INSTRUCTION | Extract every line from the records below that contains the word "鞠躬尽瘁".

---------- INPUT ----------

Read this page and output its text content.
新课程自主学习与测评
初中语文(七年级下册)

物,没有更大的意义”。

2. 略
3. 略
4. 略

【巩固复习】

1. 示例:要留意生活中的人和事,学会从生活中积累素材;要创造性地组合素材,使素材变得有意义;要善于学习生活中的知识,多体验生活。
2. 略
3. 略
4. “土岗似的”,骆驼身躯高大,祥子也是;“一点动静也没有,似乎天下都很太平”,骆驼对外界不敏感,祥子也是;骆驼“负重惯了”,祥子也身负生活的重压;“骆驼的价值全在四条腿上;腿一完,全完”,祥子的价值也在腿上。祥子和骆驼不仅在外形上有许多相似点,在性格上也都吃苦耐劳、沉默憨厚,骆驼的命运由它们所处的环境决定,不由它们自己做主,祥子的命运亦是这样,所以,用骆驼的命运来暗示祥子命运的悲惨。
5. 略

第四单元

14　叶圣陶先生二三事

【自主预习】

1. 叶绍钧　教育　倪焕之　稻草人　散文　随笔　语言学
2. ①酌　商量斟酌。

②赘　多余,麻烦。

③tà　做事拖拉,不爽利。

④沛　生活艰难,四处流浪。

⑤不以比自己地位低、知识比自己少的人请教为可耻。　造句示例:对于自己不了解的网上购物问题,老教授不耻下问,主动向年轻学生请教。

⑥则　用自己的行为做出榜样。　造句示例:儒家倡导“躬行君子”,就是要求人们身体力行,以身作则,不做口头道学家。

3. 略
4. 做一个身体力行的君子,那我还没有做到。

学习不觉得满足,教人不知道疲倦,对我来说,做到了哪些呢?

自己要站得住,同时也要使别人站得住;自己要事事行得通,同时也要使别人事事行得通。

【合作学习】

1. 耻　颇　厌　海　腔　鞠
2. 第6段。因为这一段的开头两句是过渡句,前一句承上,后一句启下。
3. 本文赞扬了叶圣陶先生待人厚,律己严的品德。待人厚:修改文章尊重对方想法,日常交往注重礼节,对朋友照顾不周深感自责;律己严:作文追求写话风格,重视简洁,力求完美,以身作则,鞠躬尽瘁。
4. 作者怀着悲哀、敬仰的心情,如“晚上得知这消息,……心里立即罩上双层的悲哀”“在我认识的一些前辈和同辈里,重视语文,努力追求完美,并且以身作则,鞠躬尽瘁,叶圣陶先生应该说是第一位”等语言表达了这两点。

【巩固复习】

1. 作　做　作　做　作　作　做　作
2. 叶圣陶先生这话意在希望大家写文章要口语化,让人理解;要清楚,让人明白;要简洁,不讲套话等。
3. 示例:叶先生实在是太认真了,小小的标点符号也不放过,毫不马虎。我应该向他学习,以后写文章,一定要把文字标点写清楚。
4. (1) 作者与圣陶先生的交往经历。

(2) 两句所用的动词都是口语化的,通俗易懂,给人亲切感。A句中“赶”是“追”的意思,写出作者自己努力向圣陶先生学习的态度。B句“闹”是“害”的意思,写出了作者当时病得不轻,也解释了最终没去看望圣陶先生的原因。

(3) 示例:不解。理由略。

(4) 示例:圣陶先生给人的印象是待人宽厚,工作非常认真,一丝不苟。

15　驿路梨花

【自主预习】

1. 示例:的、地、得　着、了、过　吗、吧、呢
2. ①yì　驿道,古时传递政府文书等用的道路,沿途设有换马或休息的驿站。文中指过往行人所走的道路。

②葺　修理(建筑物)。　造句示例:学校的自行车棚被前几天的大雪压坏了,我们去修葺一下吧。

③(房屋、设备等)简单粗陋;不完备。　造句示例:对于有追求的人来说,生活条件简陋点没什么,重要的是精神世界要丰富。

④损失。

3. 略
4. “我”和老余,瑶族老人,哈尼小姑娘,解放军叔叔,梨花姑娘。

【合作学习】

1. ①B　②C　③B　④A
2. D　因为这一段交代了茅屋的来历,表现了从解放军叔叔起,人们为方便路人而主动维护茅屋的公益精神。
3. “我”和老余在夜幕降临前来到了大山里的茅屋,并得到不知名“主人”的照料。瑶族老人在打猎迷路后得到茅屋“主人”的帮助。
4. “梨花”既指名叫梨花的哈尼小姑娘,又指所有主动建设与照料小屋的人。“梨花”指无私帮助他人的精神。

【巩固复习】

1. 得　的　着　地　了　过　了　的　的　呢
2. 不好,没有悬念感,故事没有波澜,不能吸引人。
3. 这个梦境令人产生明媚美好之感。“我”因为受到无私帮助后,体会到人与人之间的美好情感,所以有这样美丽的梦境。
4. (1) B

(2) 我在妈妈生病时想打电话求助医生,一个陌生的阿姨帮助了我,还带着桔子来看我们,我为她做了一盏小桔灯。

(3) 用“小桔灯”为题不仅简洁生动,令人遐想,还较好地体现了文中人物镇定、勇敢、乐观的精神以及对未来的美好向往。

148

----------

COMPLETE RESPONSE |
3. 本文赞扬了叶圣陶先生待人厚,律己严的品德。待人厚:修改文章尊重对方想法,日常交往注重礼节,对朋友照顾不周深感自责;律己严:作文追求写话风格,重视简洁,力求完美,以身作则,鞠躬尽瘁。
4. 作者怀着悲哀、敬仰的心情,如“晚上得知这消息,……心里立即罩上双层的悲哀”“在我认识的一些前辈和同辈里,重视语文,努力追求完美,并且以身作则,鞠躬尽瘁,叶圣陶先生应该说是第一位”等语言表达了这两点。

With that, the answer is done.